Available data
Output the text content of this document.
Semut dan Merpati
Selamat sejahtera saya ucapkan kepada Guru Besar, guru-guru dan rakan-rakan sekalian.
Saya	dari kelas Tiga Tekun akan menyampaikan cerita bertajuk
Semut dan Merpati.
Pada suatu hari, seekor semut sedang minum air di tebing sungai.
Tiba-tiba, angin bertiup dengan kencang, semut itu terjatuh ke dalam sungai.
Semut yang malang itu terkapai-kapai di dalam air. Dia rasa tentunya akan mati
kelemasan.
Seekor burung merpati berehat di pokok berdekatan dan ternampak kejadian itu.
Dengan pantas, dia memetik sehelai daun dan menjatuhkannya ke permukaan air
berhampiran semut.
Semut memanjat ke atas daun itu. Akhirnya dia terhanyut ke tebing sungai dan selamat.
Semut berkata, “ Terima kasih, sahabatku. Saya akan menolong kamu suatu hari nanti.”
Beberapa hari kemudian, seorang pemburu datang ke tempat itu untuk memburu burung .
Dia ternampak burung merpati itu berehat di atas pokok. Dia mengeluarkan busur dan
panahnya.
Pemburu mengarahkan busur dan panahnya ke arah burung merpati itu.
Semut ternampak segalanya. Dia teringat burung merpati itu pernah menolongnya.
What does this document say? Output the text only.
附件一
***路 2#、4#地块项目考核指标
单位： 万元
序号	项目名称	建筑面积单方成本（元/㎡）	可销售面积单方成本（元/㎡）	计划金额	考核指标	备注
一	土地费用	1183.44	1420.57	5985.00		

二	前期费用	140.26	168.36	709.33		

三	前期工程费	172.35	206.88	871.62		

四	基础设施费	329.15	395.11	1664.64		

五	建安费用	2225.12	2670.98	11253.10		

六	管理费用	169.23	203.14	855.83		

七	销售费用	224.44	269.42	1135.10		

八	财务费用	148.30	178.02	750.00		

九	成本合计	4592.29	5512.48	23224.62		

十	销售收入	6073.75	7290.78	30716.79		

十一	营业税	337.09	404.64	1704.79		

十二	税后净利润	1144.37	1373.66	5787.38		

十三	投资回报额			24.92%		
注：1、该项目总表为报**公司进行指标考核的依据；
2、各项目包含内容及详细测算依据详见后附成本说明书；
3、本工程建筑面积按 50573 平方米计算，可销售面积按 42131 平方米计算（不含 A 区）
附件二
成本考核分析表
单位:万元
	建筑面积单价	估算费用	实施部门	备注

Short task
Copy all lines from the material that hold "text".

Result
Output the text content of this document.
What does this document say? Output the text only.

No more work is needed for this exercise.